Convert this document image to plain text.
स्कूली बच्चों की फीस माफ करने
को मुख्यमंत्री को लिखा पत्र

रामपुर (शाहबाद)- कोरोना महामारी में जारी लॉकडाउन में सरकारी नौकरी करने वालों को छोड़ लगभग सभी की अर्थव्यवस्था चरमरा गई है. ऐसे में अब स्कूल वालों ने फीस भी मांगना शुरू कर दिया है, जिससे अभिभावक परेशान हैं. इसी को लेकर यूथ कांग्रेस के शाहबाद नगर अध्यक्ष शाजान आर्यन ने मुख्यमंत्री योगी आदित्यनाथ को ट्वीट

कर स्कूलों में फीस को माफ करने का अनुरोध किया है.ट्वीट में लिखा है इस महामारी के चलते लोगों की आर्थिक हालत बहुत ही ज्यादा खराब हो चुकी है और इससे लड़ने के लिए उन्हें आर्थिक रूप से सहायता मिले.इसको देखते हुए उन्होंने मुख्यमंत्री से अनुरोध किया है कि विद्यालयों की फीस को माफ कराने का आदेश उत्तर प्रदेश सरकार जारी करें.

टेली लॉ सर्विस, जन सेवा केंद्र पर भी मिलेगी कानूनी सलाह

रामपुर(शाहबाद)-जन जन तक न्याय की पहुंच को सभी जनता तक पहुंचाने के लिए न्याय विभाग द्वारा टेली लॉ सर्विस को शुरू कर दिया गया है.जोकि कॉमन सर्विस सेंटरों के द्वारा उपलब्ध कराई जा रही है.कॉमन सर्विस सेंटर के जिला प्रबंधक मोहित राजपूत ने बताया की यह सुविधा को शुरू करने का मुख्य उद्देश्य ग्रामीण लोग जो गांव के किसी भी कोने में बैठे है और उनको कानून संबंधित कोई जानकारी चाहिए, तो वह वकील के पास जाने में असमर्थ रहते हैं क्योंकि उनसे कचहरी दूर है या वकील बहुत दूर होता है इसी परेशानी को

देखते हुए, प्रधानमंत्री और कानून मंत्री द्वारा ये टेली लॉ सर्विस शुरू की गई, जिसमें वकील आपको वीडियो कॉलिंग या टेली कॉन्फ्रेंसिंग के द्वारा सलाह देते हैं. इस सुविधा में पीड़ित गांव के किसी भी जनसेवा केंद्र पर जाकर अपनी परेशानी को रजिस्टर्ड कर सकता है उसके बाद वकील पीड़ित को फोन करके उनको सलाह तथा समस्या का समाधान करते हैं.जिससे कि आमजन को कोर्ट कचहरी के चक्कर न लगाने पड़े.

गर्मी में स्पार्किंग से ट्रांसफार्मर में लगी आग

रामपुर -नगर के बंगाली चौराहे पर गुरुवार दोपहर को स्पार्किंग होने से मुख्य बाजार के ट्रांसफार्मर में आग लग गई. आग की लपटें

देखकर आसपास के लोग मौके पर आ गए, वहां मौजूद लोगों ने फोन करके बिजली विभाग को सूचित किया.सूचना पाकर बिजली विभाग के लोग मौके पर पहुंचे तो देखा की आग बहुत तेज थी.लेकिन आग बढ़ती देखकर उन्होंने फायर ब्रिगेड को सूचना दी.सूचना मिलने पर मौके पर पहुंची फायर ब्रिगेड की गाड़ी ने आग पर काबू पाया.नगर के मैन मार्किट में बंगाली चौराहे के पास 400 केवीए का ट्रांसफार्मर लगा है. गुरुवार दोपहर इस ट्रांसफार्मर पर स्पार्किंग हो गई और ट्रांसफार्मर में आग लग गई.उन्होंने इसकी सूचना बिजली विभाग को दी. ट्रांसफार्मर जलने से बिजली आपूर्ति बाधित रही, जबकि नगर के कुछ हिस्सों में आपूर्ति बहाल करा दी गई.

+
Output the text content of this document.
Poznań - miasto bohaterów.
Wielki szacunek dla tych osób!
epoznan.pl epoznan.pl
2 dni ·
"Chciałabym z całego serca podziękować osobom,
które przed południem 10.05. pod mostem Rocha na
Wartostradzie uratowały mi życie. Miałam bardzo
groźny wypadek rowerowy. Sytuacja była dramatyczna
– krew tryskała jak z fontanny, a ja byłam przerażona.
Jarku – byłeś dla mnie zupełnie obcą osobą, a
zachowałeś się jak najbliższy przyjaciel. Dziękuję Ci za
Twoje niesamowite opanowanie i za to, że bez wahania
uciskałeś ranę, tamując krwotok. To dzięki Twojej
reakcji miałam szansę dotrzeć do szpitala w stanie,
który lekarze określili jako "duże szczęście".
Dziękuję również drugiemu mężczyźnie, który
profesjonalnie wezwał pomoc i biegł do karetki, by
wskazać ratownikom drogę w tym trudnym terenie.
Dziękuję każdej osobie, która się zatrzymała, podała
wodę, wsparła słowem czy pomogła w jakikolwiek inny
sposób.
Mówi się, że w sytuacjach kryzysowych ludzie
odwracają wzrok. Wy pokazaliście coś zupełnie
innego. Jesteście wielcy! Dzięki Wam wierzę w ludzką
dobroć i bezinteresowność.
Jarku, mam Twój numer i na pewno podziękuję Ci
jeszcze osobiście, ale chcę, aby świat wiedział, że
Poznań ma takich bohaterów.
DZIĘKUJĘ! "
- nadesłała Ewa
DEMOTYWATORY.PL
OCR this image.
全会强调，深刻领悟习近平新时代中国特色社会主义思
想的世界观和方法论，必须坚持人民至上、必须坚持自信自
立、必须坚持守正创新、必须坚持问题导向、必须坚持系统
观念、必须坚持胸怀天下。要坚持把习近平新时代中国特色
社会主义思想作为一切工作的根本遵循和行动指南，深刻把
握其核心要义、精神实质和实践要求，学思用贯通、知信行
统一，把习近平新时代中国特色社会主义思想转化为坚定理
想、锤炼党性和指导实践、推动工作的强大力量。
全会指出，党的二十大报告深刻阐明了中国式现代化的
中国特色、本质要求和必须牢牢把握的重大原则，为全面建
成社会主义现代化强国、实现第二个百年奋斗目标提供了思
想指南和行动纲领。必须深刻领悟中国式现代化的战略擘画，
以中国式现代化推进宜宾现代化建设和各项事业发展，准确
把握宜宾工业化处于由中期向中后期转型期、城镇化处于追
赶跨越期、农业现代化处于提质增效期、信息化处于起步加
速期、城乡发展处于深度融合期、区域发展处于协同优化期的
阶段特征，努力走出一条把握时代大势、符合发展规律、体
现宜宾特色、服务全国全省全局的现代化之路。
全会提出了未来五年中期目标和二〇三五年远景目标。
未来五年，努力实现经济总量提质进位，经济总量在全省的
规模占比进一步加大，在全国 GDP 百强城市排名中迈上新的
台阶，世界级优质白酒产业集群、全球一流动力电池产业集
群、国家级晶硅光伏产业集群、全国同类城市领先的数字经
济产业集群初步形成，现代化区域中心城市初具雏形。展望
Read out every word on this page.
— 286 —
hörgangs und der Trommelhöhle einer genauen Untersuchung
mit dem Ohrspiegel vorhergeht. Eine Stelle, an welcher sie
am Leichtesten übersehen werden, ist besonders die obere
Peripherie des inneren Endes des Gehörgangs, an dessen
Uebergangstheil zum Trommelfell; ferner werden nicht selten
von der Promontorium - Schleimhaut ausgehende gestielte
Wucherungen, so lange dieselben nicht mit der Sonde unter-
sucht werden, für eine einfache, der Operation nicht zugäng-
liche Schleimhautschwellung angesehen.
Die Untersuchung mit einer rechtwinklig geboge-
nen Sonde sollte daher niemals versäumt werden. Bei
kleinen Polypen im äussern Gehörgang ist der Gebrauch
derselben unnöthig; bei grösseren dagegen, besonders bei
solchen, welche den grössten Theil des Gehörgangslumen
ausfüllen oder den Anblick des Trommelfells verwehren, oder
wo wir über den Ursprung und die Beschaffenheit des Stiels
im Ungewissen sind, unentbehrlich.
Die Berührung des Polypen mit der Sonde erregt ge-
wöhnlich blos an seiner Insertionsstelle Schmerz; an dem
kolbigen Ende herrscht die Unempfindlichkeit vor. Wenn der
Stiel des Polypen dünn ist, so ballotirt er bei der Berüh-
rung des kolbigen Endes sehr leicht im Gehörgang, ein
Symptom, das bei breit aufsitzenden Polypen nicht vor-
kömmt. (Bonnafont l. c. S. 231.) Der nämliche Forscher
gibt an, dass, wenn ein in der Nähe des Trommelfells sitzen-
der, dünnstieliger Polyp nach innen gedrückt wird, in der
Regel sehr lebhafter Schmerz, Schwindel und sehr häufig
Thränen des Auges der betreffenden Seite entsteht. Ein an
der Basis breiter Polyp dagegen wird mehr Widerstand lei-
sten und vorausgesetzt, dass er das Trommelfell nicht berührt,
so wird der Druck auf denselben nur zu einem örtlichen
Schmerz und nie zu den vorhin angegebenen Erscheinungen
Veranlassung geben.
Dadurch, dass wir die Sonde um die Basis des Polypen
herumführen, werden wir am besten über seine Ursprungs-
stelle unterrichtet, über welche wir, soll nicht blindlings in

◇ ◇ ◇ ◇ ◇ ◇ ◇

Aim.
Find every line in the records above that contains the word "bohaterów", and copy each one.

Exercise output.
Poznań - miasto bohaterów.
Poznań ma takich bohaterów.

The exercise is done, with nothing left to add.